Dataset rows about figures
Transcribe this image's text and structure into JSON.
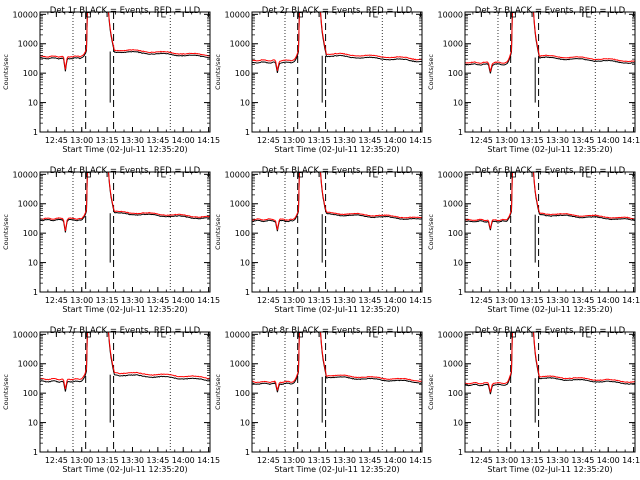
{
  "chart_data": [
    {
      "type": "line",
      "title": "Det 1r BLACK = Events, RED = LLD",
      "baseline": 320,
      "red_offset": 1.15,
      "dip_depth": 0.35
    },
    {
      "type": "line",
      "title": "Det 2r BLACK = Events, RED = LLD",
      "baseline": 230,
      "red_offset": 1.18,
      "dip_depth": 0.45
    },
    {
      "type": "line",
      "title": "Det 3r BLACK = Events, RED = LLD",
      "baseline": 200,
      "red_offset": 1.15,
      "dip_depth": 0.5
    },
    {
      "type": "line",
      "title": "Det 4r BLACK = Events, RED = LLD",
      "baseline": 280,
      "red_offset": 1.12,
      "dip_depth": 0.4
    },
    {
      "type": "line",
      "title": "Det 5r BLACK = Events, RED = LLD",
      "baseline": 260,
      "red_offset": 1.12,
      "dip_depth": 0.45
    },
    {
      "type": "line",
      "title": "Det 6r BLACK = Events, RED = LLD",
      "baseline": 250,
      "red_offset": 1.12,
      "dip_depth": 0.5
    },
    {
      "type": "line",
      "title": "Det 7r BLACK = Events, RED = LLD",
      "baseline": 250,
      "red_offset": 1.2,
      "dip_depth": 0.45
    },
    {
      "type": "line",
      "title": "Det 8r BLACK = Events, RED = LLD",
      "baseline": 210,
      "red_offset": 1.15,
      "dip_depth": 0.5
    },
    {
      "type": "line",
      "title": "Det 9r BLACK = Events, RED = LLD",
      "baseline": 190,
      "red_offset": 1.15,
      "dip_depth": 0.5
    }
  ],
  "shared": {
    "xlabel": "Start Time (02-Jul-11 12:35:20)",
    "ylabel": "Counts/sec",
    "x_ticks": [
      "12:45",
      "13:00",
      "13:15",
      "13:30",
      "13:45",
      "14:00",
      "14:15"
    ],
    "x_tick_minutes": [
      9.67,
      24.67,
      39.67,
      54.67,
      69.67,
      84.67,
      99.67
    ],
    "x_range_minutes": [
      0,
      100.5
    ],
    "y_ticks": [
      "1",
      "10",
      "100",
      "1000",
      "10000"
    ],
    "y_range": [
      1,
      12000
    ],
    "y_scale": "log",
    "series": [
      {
        "name": "Events",
        "color": "#000000"
      },
      {
        "name": "LLD",
        "color": "#ff0000"
      }
    ],
    "dotted_lines_minutes": [
      19.5,
      77.0
    ],
    "dashed_lines_minutes": [
      27.0,
      43.5
    ],
    "flare_start_minutes": 28.0,
    "flare_end_minutes": 40.5,
    "saa_dip_minutes": 15.0,
    "spike_minutes": 41.5
  }
}
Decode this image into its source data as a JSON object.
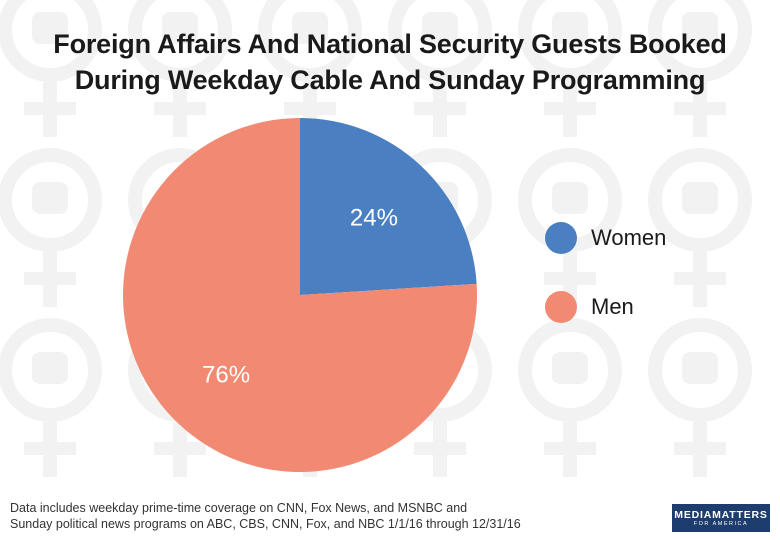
{
  "chart_data": {
    "type": "pie",
    "title_lines": [
      "Foreign Affairs And National Security Guests Booked",
      "During Weekday Cable And Sunday Programming"
    ],
    "slices": [
      {
        "name": "Women",
        "value": 24,
        "label": "24%",
        "color": "#4a80c2"
      },
      {
        "name": "Men",
        "value": 76,
        "label": "76%",
        "color": "#f28a73"
      }
    ],
    "start": "12 o'clock",
    "direction": "clockwise",
    "legend_position": "right"
  },
  "footnote_lines": [
    "Data includes weekday prime-time coverage on CNN, Fox News, and MSNBC and",
    "Sunday political news programs on ABC, CBS, CNN, Fox, and NBC 1/1/16 through 12/31/16"
  ],
  "logo": {
    "main": "MEDIAMATTERS",
    "sub": "FOR AMERICA"
  },
  "colors": {
    "women": "#4a80c2",
    "men": "#f28a73",
    "logo_bg": "#1c3d6e"
  }
}
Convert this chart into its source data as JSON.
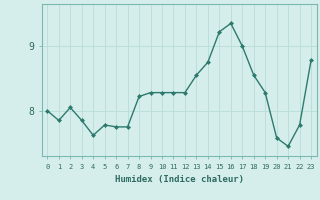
{
  "x": [
    0,
    1,
    2,
    3,
    4,
    5,
    6,
    7,
    8,
    9,
    10,
    11,
    12,
    13,
    14,
    15,
    16,
    17,
    18,
    19,
    20,
    21,
    22,
    23
  ],
  "y": [
    8.0,
    7.85,
    8.05,
    7.85,
    7.62,
    7.78,
    7.75,
    7.75,
    8.22,
    8.28,
    8.28,
    8.28,
    8.28,
    8.55,
    8.75,
    9.22,
    9.35,
    9.0,
    8.55,
    8.28,
    7.58,
    7.45,
    7.78,
    8.78
  ],
  "line_color": "#2d7a6e",
  "marker": "D",
  "marker_size": 2.0,
  "line_width": 1.0,
  "background_color": "#d5eeeb",
  "grid_color": "#b8ddd9",
  "xlabel": "Humidex (Indice chaleur)",
  "yticks": [
    8,
    9
  ],
  "xticks": [
    0,
    1,
    2,
    3,
    4,
    5,
    6,
    7,
    8,
    9,
    10,
    11,
    12,
    13,
    14,
    15,
    16,
    17,
    18,
    19,
    20,
    21,
    22,
    23
  ],
  "ylim": [
    7.3,
    9.65
  ],
  "xlim": [
    -0.5,
    23.5
  ]
}
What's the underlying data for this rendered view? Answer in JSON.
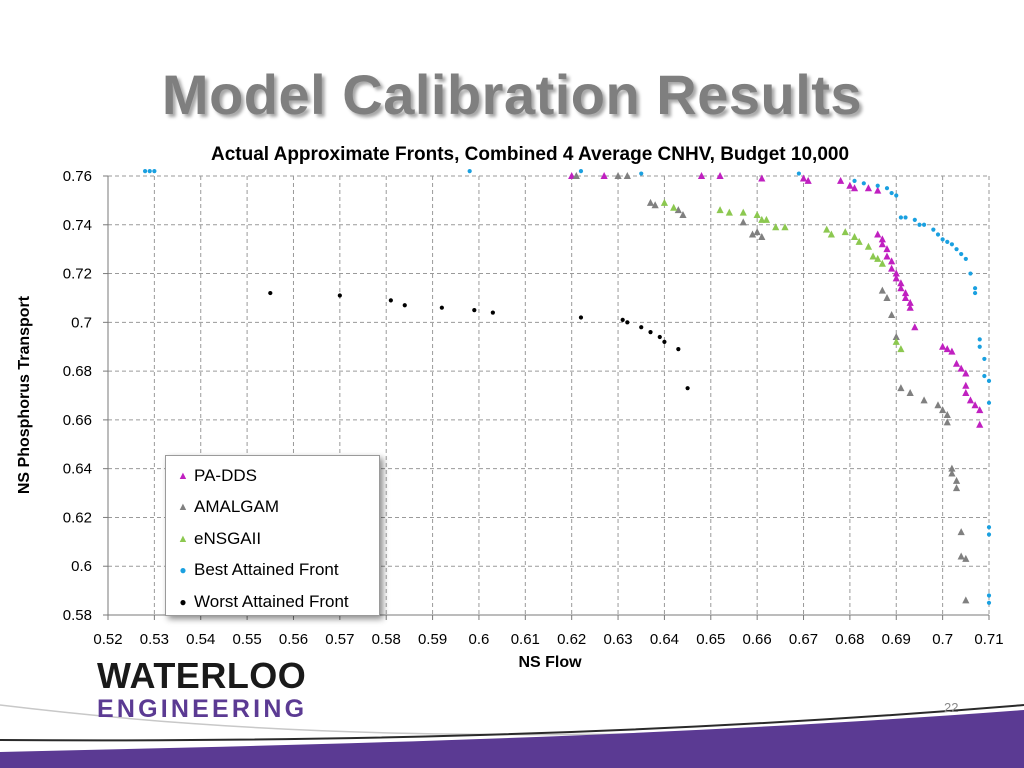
{
  "slide": {
    "title": "Model Calibration Results",
    "page_number": "22",
    "logo_line1": "WATERLOO",
    "logo_line2": "ENGINEERING",
    "brand_color": "#5b3a93"
  },
  "chart_data": {
    "type": "scatter",
    "title": "Actual Approximate Fronts, Combined 4 Average CNHV, Budget 10,000",
    "xlabel": "NS Flow",
    "ylabel": "NS Phosphorus Transport",
    "xlim": [
      0.52,
      0.71
    ],
    "ylim": [
      0.58,
      0.76
    ],
    "xticks": [
      "0.52",
      "0.53",
      "0.54",
      "0.55",
      "0.56",
      "0.57",
      "0.58",
      "0.59",
      "0.6",
      "0.61",
      "0.62",
      "0.63",
      "0.64",
      "0.65",
      "0.66",
      "0.67",
      "0.68",
      "0.69",
      "0.7",
      "0.71"
    ],
    "yticks": [
      "0.58",
      "0.6",
      "0.62",
      "0.64",
      "0.66",
      "0.68",
      "0.7",
      "0.72",
      "0.74",
      "0.76"
    ],
    "grid": "dashed",
    "legend_position": "bottom-left",
    "series": [
      {
        "name": "PA-DDS",
        "marker": "triangle",
        "color": "#c020c0",
        "points": [
          [
            0.62,
            0.76
          ],
          [
            0.627,
            0.76
          ],
          [
            0.648,
            0.76
          ],
          [
            0.652,
            0.76
          ],
          [
            0.661,
            0.759
          ],
          [
            0.67,
            0.759
          ],
          [
            0.671,
            0.758
          ],
          [
            0.678,
            0.758
          ],
          [
            0.68,
            0.756
          ],
          [
            0.681,
            0.755
          ],
          [
            0.684,
            0.755
          ],
          [
            0.686,
            0.754
          ],
          [
            0.686,
            0.736
          ],
          [
            0.687,
            0.734
          ],
          [
            0.687,
            0.732
          ],
          [
            0.688,
            0.73
          ],
          [
            0.688,
            0.727
          ],
          [
            0.689,
            0.725
          ],
          [
            0.689,
            0.722
          ],
          [
            0.69,
            0.72
          ],
          [
            0.69,
            0.718
          ],
          [
            0.691,
            0.716
          ],
          [
            0.691,
            0.714
          ],
          [
            0.692,
            0.712
          ],
          [
            0.692,
            0.71
          ],
          [
            0.693,
            0.708
          ],
          [
            0.693,
            0.706
          ],
          [
            0.694,
            0.698
          ],
          [
            0.7,
            0.69
          ],
          [
            0.701,
            0.689
          ],
          [
            0.702,
            0.688
          ],
          [
            0.703,
            0.683
          ],
          [
            0.704,
            0.681
          ],
          [
            0.705,
            0.679
          ],
          [
            0.705,
            0.674
          ],
          [
            0.705,
            0.671
          ],
          [
            0.706,
            0.668
          ],
          [
            0.707,
            0.666
          ],
          [
            0.708,
            0.664
          ],
          [
            0.708,
            0.658
          ]
        ]
      },
      {
        "name": "AMALGAM",
        "marker": "triangle",
        "color": "#808080",
        "points": [
          [
            0.621,
            0.76
          ],
          [
            0.63,
            0.76
          ],
          [
            0.632,
            0.76
          ],
          [
            0.637,
            0.749
          ],
          [
            0.638,
            0.748
          ],
          [
            0.643,
            0.746
          ],
          [
            0.644,
            0.744
          ],
          [
            0.657,
            0.741
          ],
          [
            0.659,
            0.736
          ],
          [
            0.66,
            0.737
          ],
          [
            0.661,
            0.735
          ],
          [
            0.687,
            0.713
          ],
          [
            0.688,
            0.71
          ],
          [
            0.689,
            0.703
          ],
          [
            0.69,
            0.694
          ],
          [
            0.691,
            0.673
          ],
          [
            0.693,
            0.671
          ],
          [
            0.696,
            0.668
          ],
          [
            0.699,
            0.666
          ],
          [
            0.7,
            0.664
          ],
          [
            0.701,
            0.662
          ],
          [
            0.701,
            0.659
          ],
          [
            0.702,
            0.64
          ],
          [
            0.702,
            0.638
          ],
          [
            0.703,
            0.635
          ],
          [
            0.703,
            0.632
          ],
          [
            0.704,
            0.614
          ],
          [
            0.704,
            0.604
          ],
          [
            0.705,
            0.603
          ],
          [
            0.705,
            0.586
          ]
        ]
      },
      {
        "name": "eNSGAII",
        "marker": "triangle",
        "color": "#8cc850",
        "points": [
          [
            0.64,
            0.749
          ],
          [
            0.642,
            0.747
          ],
          [
            0.652,
            0.746
          ],
          [
            0.654,
            0.745
          ],
          [
            0.657,
            0.745
          ],
          [
            0.66,
            0.744
          ],
          [
            0.661,
            0.742
          ],
          [
            0.662,
            0.742
          ],
          [
            0.664,
            0.739
          ],
          [
            0.666,
            0.739
          ],
          [
            0.675,
            0.738
          ],
          [
            0.676,
            0.736
          ],
          [
            0.679,
            0.737
          ],
          [
            0.681,
            0.735
          ],
          [
            0.682,
            0.733
          ],
          [
            0.684,
            0.731
          ],
          [
            0.685,
            0.727
          ],
          [
            0.686,
            0.726
          ],
          [
            0.687,
            0.724
          ],
          [
            0.69,
            0.692
          ],
          [
            0.691,
            0.689
          ]
        ]
      },
      {
        "name": "Best Attained Front",
        "marker": "dot",
        "color": "#1aa0e0",
        "points": [
          [
            0.528,
            0.762
          ],
          [
            0.529,
            0.762
          ],
          [
            0.53,
            0.762
          ],
          [
            0.598,
            0.762
          ],
          [
            0.622,
            0.762
          ],
          [
            0.635,
            0.761
          ],
          [
            0.669,
            0.761
          ],
          [
            0.681,
            0.758
          ],
          [
            0.683,
            0.757
          ],
          [
            0.686,
            0.756
          ],
          [
            0.688,
            0.755
          ],
          [
            0.689,
            0.753
          ],
          [
            0.69,
            0.752
          ],
          [
            0.691,
            0.743
          ],
          [
            0.692,
            0.743
          ],
          [
            0.694,
            0.742
          ],
          [
            0.695,
            0.74
          ],
          [
            0.696,
            0.74
          ],
          [
            0.698,
            0.738
          ],
          [
            0.699,
            0.736
          ],
          [
            0.7,
            0.734
          ],
          [
            0.701,
            0.733
          ],
          [
            0.702,
            0.732
          ],
          [
            0.703,
            0.73
          ],
          [
            0.704,
            0.728
          ],
          [
            0.705,
            0.726
          ],
          [
            0.706,
            0.72
          ],
          [
            0.707,
            0.714
          ],
          [
            0.707,
            0.712
          ],
          [
            0.708,
            0.693
          ],
          [
            0.708,
            0.69
          ],
          [
            0.709,
            0.685
          ],
          [
            0.709,
            0.678
          ],
          [
            0.71,
            0.676
          ],
          [
            0.71,
            0.667
          ],
          [
            0.71,
            0.616
          ],
          [
            0.71,
            0.613
          ],
          [
            0.71,
            0.588
          ],
          [
            0.71,
            0.585
          ]
        ]
      },
      {
        "name": "Worst Attained Front",
        "marker": "dot",
        "color": "#000000",
        "points": [
          [
            0.555,
            0.712
          ],
          [
            0.57,
            0.711
          ],
          [
            0.581,
            0.709
          ],
          [
            0.584,
            0.707
          ],
          [
            0.592,
            0.706
          ],
          [
            0.599,
            0.705
          ],
          [
            0.603,
            0.704
          ],
          [
            0.622,
            0.702
          ],
          [
            0.631,
            0.701
          ],
          [
            0.632,
            0.7
          ],
          [
            0.635,
            0.698
          ],
          [
            0.637,
            0.696
          ],
          [
            0.639,
            0.694
          ],
          [
            0.64,
            0.692
          ],
          [
            0.643,
            0.689
          ],
          [
            0.645,
            0.673
          ]
        ]
      }
    ]
  }
}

:: Goal ::
Using the records above, list each line that includes "Sunday".

:: Result of the exercise ::
      "During Weekday Cable And Sunday Programming"
    "Sunday political news programs on ABC, CBS, CNN, Fox, and NBC 1/1/16 through 12/31/16"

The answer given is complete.